**What you are asked to do**:
Gather every line below where "color" appears.

(Records from a data source)
========

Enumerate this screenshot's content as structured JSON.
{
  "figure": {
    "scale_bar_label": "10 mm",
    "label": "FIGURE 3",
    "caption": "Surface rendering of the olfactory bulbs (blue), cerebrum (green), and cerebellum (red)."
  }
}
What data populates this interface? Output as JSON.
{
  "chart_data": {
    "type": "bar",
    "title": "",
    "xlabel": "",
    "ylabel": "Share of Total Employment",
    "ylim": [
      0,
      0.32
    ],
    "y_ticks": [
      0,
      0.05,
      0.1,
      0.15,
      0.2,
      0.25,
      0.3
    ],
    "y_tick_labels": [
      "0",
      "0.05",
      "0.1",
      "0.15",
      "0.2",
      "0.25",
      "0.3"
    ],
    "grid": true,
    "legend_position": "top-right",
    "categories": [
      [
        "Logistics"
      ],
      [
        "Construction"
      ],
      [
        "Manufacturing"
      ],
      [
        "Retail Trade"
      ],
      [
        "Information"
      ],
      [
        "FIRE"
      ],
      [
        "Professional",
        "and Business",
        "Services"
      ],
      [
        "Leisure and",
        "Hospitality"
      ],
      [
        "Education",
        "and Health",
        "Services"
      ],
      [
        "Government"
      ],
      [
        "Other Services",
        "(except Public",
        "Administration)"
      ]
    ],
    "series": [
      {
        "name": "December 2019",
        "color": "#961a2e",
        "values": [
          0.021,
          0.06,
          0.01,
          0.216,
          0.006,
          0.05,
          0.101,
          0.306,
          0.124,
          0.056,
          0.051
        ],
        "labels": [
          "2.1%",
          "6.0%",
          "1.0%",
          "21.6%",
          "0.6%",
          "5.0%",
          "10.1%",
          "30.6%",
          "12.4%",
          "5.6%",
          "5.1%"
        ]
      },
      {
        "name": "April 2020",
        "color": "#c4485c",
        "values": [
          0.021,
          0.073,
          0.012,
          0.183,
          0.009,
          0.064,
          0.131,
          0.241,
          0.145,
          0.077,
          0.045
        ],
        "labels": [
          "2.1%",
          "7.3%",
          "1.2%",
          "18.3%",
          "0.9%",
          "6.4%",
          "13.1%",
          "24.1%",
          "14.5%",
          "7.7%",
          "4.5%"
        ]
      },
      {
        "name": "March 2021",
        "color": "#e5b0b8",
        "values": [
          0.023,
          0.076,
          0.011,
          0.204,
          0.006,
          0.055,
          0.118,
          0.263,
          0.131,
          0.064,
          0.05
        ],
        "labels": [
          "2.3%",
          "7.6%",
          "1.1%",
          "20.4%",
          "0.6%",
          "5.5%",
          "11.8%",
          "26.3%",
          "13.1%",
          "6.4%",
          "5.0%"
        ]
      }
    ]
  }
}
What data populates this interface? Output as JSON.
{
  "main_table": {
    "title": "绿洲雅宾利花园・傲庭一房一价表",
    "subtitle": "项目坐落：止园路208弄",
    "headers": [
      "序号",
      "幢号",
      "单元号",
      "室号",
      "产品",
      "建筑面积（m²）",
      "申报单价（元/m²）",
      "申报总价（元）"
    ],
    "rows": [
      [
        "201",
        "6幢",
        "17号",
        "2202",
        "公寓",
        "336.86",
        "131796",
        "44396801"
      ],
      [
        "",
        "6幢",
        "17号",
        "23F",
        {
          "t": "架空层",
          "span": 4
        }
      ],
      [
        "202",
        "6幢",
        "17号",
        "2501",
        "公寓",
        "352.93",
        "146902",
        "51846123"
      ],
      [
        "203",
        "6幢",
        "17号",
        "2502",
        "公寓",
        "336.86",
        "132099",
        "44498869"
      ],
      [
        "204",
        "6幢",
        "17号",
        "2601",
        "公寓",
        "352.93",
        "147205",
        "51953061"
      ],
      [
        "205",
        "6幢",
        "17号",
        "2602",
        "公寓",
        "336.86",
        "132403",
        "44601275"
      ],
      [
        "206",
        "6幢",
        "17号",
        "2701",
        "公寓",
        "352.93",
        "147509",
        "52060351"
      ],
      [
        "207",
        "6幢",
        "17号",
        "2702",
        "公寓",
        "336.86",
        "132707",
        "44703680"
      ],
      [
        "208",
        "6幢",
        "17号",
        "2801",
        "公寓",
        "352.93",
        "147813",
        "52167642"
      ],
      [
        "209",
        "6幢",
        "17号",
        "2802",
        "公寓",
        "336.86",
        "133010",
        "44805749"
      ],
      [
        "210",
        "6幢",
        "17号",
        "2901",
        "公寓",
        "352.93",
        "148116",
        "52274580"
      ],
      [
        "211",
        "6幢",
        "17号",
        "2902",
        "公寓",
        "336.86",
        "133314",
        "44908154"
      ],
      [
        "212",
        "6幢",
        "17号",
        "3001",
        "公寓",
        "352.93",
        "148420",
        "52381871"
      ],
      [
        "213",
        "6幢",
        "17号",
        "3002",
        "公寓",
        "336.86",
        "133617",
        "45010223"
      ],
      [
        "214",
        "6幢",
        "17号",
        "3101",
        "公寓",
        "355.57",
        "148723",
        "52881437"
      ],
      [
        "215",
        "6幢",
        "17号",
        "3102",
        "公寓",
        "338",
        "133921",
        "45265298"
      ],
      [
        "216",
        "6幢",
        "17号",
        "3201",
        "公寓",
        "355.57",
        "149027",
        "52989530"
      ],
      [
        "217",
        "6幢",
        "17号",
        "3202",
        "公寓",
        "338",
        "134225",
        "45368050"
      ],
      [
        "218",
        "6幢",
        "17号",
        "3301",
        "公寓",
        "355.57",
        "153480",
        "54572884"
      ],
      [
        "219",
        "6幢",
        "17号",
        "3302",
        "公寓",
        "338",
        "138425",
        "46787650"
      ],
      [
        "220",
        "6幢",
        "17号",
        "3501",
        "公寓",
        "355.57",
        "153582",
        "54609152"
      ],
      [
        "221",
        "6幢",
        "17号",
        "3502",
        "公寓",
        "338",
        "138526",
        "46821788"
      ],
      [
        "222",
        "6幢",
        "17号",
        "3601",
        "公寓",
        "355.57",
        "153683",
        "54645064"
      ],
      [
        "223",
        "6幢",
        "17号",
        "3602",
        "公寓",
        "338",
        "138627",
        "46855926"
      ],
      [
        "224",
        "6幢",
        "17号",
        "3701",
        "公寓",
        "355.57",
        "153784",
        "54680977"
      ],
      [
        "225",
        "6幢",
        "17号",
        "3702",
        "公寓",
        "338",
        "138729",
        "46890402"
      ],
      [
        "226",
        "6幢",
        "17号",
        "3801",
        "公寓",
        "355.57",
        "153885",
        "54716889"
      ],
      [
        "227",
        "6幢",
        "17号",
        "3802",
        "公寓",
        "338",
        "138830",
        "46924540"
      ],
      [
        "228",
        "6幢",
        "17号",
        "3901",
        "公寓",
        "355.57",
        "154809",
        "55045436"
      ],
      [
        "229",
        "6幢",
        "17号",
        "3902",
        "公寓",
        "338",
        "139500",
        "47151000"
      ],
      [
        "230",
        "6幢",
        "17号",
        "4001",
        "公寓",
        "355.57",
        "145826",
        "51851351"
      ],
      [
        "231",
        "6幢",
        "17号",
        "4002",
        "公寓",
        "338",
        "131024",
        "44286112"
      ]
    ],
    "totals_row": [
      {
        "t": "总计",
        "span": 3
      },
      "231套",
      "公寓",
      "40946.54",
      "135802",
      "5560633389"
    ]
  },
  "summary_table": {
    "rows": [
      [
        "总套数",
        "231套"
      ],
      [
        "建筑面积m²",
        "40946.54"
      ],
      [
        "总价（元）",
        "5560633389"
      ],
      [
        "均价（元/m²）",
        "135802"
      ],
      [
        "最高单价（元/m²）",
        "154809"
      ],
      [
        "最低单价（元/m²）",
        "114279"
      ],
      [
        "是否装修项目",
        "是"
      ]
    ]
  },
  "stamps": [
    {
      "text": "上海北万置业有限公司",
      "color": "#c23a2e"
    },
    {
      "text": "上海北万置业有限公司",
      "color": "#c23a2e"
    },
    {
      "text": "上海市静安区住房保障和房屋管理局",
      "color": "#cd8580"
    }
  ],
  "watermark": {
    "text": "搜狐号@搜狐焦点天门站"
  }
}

========

**Expected output**:
        "color": "#961a2e",
        "color": "#c4485c",
        "color": "#e5b0b8",
      "color": "#c23a2e"
      "color": "#c23a2e"
      "color": "#cd8580"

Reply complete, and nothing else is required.